■ EXERCISE DESCRIPTION:
Output the lines that follow exactly as they are.

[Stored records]
Begin
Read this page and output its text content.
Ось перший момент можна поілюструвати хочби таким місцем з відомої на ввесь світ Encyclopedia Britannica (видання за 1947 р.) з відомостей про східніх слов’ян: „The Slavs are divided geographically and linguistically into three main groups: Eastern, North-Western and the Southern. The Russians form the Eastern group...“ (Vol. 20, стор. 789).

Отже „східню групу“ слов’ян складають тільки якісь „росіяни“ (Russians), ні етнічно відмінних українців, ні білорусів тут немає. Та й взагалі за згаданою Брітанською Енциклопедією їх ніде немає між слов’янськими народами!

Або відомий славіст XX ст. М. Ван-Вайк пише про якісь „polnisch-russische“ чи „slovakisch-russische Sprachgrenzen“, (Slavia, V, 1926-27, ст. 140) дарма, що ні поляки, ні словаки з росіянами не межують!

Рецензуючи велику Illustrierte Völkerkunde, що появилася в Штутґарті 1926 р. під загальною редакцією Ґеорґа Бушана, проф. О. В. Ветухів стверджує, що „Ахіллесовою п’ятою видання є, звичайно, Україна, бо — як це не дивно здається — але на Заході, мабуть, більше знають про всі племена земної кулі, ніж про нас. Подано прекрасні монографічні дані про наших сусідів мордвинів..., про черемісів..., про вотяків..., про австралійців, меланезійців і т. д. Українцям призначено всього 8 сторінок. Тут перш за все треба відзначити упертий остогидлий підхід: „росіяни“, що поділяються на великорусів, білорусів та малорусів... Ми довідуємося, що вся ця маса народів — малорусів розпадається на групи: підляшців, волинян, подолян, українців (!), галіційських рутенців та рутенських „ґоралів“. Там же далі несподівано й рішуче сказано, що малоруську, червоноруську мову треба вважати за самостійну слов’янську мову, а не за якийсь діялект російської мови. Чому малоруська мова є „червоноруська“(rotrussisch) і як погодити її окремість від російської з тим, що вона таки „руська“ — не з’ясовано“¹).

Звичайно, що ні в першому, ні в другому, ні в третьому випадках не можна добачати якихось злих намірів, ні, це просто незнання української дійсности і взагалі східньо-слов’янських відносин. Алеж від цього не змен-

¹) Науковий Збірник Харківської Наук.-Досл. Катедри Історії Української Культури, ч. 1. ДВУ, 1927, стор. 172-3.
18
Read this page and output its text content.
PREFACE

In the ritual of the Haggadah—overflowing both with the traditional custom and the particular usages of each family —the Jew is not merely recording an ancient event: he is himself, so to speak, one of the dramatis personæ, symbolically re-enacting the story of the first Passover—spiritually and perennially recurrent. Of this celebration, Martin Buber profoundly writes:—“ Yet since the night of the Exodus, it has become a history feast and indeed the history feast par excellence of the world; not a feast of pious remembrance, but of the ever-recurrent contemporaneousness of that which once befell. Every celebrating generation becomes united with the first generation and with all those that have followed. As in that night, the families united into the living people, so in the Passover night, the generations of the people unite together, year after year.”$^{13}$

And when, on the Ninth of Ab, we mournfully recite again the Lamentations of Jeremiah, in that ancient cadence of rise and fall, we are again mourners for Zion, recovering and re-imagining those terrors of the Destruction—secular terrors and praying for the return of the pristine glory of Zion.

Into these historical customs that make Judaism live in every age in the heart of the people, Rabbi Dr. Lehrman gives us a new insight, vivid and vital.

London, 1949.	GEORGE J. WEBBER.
End
■ RESULT FOR THIS EXERCISE:
Read this page and output its text content.
Ось перший момент можна поілюструвати хочби таким місцем з відомої на ввесь світ Encyclopedia Britannica (видання за 1947 р.) з відомостей про східніх слов’ян: „The Slavs are divided geographically and linguistically into three main groups: Eastern, North-Western and the Southern. The Russians form the Eastern group...“ (Vol. 20, стор. 789).

Отже „східню групу“ слов’ян складають тільки якісь „росіяни“ (Russians), ні етнічно відмінних українців, ні білорусів тут немає. Та й взагалі за згаданою Брітанською Енциклопедією їх ніде немає між слов’янськими народами!

Або відомий славіст XX ст. М. Ван-Вайк пише про якісь „polnisch-russische“ чи „slovakisch-russische Sprachgrenzen“, (Slavia, V, 1926-27, ст. 140) дарма, що ні поляки, ні словаки з росіянами не межують!

Рецензуючи велику Illustrierte Völkerkunde, що появилася в Штутґарті 1926 р. під загальною редакцією Ґеорґа Бушана, проф. О. В. Ветухів стверджує, що „Ахіллесовою п’ятою видання є, звичайно, Україна, бо — як це не дивно здається — але на Заході, мабуть, більше знають про всі племена земної кулі, ніж про нас. Подано прекрасні монографічні дані про наших сусідів мордвинів..., про черемісів..., про вотяків..., про австралійців, меланезійців і т. д. Українцям призначено всього 8 сторінок. Тут перш за все треба відзначити упертий остогидлий підхід: „росіяни“, що поділяються на великорусів, білорусів та малорусів... Ми довідуємося, що вся ця маса народів — малорусів розпадається на групи: підляшців, волинян, подолян, українців (!), галіційських рутенців та рутенських „ґоралів“. Там же далі несподівано й рішуче сказано, що малоруську, червоноруську мову треба вважати за самостійну слов’янську мову, а не за якийсь діялект російської мови. Чому малоруська мова є „червоноруська“(rotrussisch) і як погодити її окремість від російської з тим, що вона таки „руська“ — не з’ясовано“¹).

Звичайно, що ні в першому, ні в другому, ні в третьому випадках не можна добачати якихось злих намірів, ні, це просто незнання української дійсности і взагалі східньо-слов’янських відносин. Алеж від цього не змен-

¹) Науковий Збірник Харківської Наук.-Досл. Катедри Історії Української Культури, ч. 1. ДВУ, 1927, стор. 172-3.
18
Read this page and output its text content.
PREFACE

In the ritual of the Haggadah—overflowing both with the traditional custom and the particular usages of each family —the Jew is not merely recording an ancient event: he is himself, so to speak, one of the dramatis personæ, symbolically re-enacting the story of the first Passover—spiritually and perennially recurrent. Of this celebration, Martin Buber profoundly writes:—“ Yet since the night of the Exodus, it has become a history feast and indeed the history feast par excellence of the world; not a feast of pious remembrance, but of the ever-recurrent contemporaneousness of that which once befell. Every celebrating generation becomes united with the first generation and with all those that have followed. As in that night, the families united into the living people, so in the Passover night, the generations of the people unite together, year after year.”$^{13}$

And when, on the Ninth of Ab, we mournfully recite again the Lamentations of Jeremiah, in that ancient cadence of rise and fall, we are again mourners for Zion, recovering and re-imagining those terrors of the Destruction—secular terrors and praying for the return of the pristine glory of Zion.

Into these historical customs that make Judaism live in every age in the heart of the people, Rabbi Dr. Lehrman gives us a new insight, vivid and vital.

London, 1949.	GEORGE J. WEBBER.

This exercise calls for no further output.